*Extracted data*
----

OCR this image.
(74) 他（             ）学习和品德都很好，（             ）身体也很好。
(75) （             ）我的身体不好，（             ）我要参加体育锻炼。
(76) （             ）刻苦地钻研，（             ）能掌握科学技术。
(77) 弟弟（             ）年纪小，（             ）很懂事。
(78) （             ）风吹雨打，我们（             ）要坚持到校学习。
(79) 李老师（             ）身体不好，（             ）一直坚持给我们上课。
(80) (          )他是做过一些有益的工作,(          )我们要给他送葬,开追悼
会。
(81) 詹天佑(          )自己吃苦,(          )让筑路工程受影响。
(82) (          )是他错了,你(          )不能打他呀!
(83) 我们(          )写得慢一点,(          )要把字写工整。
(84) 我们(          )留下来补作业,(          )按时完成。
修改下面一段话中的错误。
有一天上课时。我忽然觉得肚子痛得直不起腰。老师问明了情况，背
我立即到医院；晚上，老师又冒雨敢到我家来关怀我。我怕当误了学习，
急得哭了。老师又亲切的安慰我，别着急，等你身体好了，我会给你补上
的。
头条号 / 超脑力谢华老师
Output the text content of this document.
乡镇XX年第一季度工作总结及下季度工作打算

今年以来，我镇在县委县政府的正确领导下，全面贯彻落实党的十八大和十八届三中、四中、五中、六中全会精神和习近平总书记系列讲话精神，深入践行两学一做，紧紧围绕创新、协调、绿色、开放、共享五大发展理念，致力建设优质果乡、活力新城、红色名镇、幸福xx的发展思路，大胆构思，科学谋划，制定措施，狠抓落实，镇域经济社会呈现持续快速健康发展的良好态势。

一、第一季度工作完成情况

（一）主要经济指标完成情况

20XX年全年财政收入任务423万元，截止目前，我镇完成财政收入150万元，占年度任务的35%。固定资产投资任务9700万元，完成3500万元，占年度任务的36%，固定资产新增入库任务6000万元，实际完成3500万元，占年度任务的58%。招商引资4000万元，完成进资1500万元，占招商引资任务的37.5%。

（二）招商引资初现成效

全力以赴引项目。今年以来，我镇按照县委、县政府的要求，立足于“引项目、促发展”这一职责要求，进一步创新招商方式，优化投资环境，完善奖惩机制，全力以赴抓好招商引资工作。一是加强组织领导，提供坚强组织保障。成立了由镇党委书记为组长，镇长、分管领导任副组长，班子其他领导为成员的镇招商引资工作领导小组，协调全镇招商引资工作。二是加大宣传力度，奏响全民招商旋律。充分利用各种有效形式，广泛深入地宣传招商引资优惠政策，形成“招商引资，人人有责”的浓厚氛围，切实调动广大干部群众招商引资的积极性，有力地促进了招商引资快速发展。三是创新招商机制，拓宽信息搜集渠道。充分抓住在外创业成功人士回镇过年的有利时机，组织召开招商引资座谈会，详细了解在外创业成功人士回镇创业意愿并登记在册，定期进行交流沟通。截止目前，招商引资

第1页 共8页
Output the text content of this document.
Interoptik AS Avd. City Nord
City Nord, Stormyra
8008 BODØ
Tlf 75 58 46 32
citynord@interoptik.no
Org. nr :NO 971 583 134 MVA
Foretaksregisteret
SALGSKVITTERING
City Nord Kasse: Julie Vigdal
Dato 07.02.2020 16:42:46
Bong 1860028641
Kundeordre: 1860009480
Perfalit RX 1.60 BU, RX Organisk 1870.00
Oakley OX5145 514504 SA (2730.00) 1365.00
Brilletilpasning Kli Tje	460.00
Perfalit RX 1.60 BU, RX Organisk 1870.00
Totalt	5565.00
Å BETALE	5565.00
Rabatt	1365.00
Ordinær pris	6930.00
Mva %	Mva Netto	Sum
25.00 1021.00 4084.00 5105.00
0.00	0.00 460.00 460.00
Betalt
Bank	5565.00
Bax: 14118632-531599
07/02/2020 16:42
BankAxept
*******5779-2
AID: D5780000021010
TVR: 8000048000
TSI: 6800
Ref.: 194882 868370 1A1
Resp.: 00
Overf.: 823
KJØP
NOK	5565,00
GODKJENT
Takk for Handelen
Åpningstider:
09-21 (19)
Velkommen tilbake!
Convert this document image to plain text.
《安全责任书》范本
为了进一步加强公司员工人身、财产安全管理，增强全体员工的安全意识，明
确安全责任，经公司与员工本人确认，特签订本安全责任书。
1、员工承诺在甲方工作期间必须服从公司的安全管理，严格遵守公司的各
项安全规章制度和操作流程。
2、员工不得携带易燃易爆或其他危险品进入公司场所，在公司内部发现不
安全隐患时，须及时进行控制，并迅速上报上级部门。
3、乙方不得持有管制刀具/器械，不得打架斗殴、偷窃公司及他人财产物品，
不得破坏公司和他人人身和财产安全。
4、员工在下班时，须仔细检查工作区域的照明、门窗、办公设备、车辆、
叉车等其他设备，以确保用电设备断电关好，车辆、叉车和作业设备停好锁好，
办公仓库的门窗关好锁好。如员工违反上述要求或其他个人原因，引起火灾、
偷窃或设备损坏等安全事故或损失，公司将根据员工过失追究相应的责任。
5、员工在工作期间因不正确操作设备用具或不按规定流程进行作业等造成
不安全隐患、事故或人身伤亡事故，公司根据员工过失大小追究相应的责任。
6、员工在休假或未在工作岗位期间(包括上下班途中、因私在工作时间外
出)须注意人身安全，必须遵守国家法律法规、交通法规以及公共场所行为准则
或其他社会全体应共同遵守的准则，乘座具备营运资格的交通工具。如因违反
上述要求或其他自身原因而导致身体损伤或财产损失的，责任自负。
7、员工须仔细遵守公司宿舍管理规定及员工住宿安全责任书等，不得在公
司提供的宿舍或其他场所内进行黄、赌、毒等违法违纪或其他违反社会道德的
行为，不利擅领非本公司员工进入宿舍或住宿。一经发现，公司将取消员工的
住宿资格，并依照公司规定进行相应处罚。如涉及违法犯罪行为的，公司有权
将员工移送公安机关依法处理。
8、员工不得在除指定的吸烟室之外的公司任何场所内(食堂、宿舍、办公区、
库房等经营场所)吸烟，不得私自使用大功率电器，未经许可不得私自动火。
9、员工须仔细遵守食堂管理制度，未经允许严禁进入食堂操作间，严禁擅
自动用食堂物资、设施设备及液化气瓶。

----

*Requirements*
Write out the full listing, keeping every line exactly as it is.

*Task answer*
OCR this image.
(74) 他（             ）学习和品德都很好，（             ）身体也很好。
(75) （             ）我的身体不好，（             ）我要参加体育锻炼。
(76) （             ）刻苦地钻研，（             ）能掌握科学技术。
(77) 弟弟（             ）年纪小，（             ）很懂事。
(78) （             ）风吹雨打，我们（             ）要坚持到校学习。
(79) 李老师（             ）身体不好，（             ）一直坚持给我们上课。
(80) (          )他是做过一些有益的工作,(          )我们要给他送葬,开追悼
会。
(81) 詹天佑(          )自己吃苦,(          )让筑路工程受影响。
(82) (          )是他错了,你(          )不能打他呀!
(83) 我们(          )写得慢一点,(          )要把字写工整。
(84) 我们(          )留下来补作业,(          )按时完成。
修改下面一段话中的错误。
有一天上课时。我忽然觉得肚子痛得直不起腰。老师问明了情况，背
我立即到医院；晚上，老师又冒雨敢到我家来关怀我。我怕当误了学习，
急得哭了。老师又亲切的安慰我，别着急，等你身体好了，我会给你补上
的。
头条号 / 超脑力谢华老师
Output the text content of this document.
乡镇XX年第一季度工作总结及下季度工作打算

今年以来，我镇在县委县政府的正确领导下，全面贯彻落实党的十八大和十八届三中、四中、五中、六中全会精神和习近平总书记系列讲话精神，深入践行两学一做，紧紧围绕创新、协调、绿色、开放、共享五大发展理念，致力建设优质果乡、活力新城、红色名镇、幸福xx的发展思路，大胆构思，科学谋划，制定措施，狠抓落实，镇域经济社会呈现持续快速健康发展的良好态势。

一、第一季度工作完成情况

（一）主要经济指标完成情况

20XX年全年财政收入任务423万元，截止目前，我镇完成财政收入150万元，占年度任务的35%。固定资产投资任务9700万元，完成3500万元，占年度任务的36%，固定资产新增入库任务6000万元，实际完成3500万元，占年度任务的58%。招商引资4000万元，完成进资1500万元，占招商引资任务的37.5%。

（二）招商引资初现成效

全力以赴引项目。今年以来，我镇按照县委、县政府的要求，立足于“引项目、促发展”这一职责要求，进一步创新招商方式，优化投资环境，完善奖惩机制，全力以赴抓好招商引资工作。一是加强组织领导，提供坚强组织保障。成立了由镇党委书记为组长，镇长、分管领导任副组长，班子其他领导为成员的镇招商引资工作领导小组，协调全镇招商引资工作。二是加大宣传力度，奏响全民招商旋律。充分利用各种有效形式，广泛深入地宣传招商引资优惠政策，形成“招商引资，人人有责”的浓厚氛围，切实调动广大干部群众招商引资的积极性，有力地促进了招商引资快速发展。三是创新招商机制，拓宽信息搜集渠道。充分抓住在外创业成功人士回镇过年的有利时机，组织召开招商引资座谈会，详细了解在外创业成功人士回镇创业意愿并登记在册，定期进行交流沟通。截止目前，招商引资

第1页 共8页
Output the text content of this document.
Interoptik AS Avd. City Nord
City Nord, Stormyra
8008 BODØ
Tlf 75 58 46 32
citynord@interoptik.no
Org. nr :NO 971 583 134 MVA
Foretaksregisteret
SALGSKVITTERING
City Nord Kasse: Julie Vigdal
Dato 07.02.2020 16:42:46
Bong 1860028641
Kundeordre: 1860009480
Perfalit RX 1.60 BU, RX Organisk 1870.00
Oakley OX5145 514504 SA (2730.00) 1365.00
Brilletilpasning Kli Tje	460.00
Perfalit RX 1.60 BU, RX Organisk 1870.00
Totalt	5565.00
Å BETALE	5565.00
Rabatt	1365.00
Ordinær pris	6930.00
Mva %	Mva Netto	Sum
25.00 1021.00 4084.00 5105.00
0.00	0.00 460.00 460.00
Betalt
Bank	5565.00
Bax: 14118632-531599
07/02/2020 16:42
BankAxept
*******5779-2
AID: D5780000021010
TVR: 8000048000
TSI: 6800
Ref.: 194882 868370 1A1
Resp.: 00
Overf.: 823
KJØP
NOK	5565,00
GODKJENT
Takk for Handelen
Åpningstider:
09-21 (19)
Velkommen tilbake!
Convert this document image to plain text.
《安全责任书》范本
为了进一步加强公司员工人身、财产安全管理，增强全体员工的安全意识，明
确安全责任，经公司与员工本人确认，特签订本安全责任书。
1、员工承诺在甲方工作期间必须服从公司的安全管理，严格遵守公司的各
项安全规章制度和操作流程。
2、员工不得携带易燃易爆或其他危险品进入公司场所，在公司内部发现不
安全隐患时，须及时进行控制，并迅速上报上级部门。
3、乙方不得持有管制刀具/器械，不得打架斗殴、偷窃公司及他人财产物品，
不得破坏公司和他人人身和财产安全。
4、员工在下班时，须仔细检查工作区域的照明、门窗、办公设备、车辆、
叉车等其他设备，以确保用电设备断电关好，车辆、叉车和作业设备停好锁好，
办公仓库的门窗关好锁好。如员工违反上述要求或其他个人原因，引起火灾、
偷窃或设备损坏等安全事故或损失，公司将根据员工过失追究相应的责任。
5、员工在工作期间因不正确操作设备用具或不按规定流程进行作业等造成
不安全隐患、事故或人身伤亡事故，公司根据员工过失大小追究相应的责任。
6、员工在休假或未在工作岗位期间(包括上下班途中、因私在工作时间外
出)须注意人身安全，必须遵守国家法律法规、交通法规以及公共场所行为准则
或其他社会全体应共同遵守的准则，乘座具备营运资格的交通工具。如因违反
上述要求或其他自身原因而导致身体损伤或财产损失的，责任自负。
7、员工须仔细遵守公司宿舍管理规定及员工住宿安全责任书等，不得在公
司提供的宿舍或其他场所内进行黄、赌、毒等违法违纪或其他违反社会道德的
行为，不利擅领非本公司员工进入宿舍或住宿。一经发现，公司将取消员工的
住宿资格，并依照公司规定进行相应处罚。如涉及违法犯罪行为的，公司有权
将员工移送公安机关依法处理。
8、员工不得在除指定的吸烟室之外的公司任何场所内(食堂、宿舍、办公区、
库房等经营场所)吸烟，不得私自使用大功率电器，未经许可不得私自动火。
9、员工须仔细遵守食堂管理制度，未经允许严禁进入食堂操作间，严禁擅
自动用食堂物资、设施设备及液化气瓶。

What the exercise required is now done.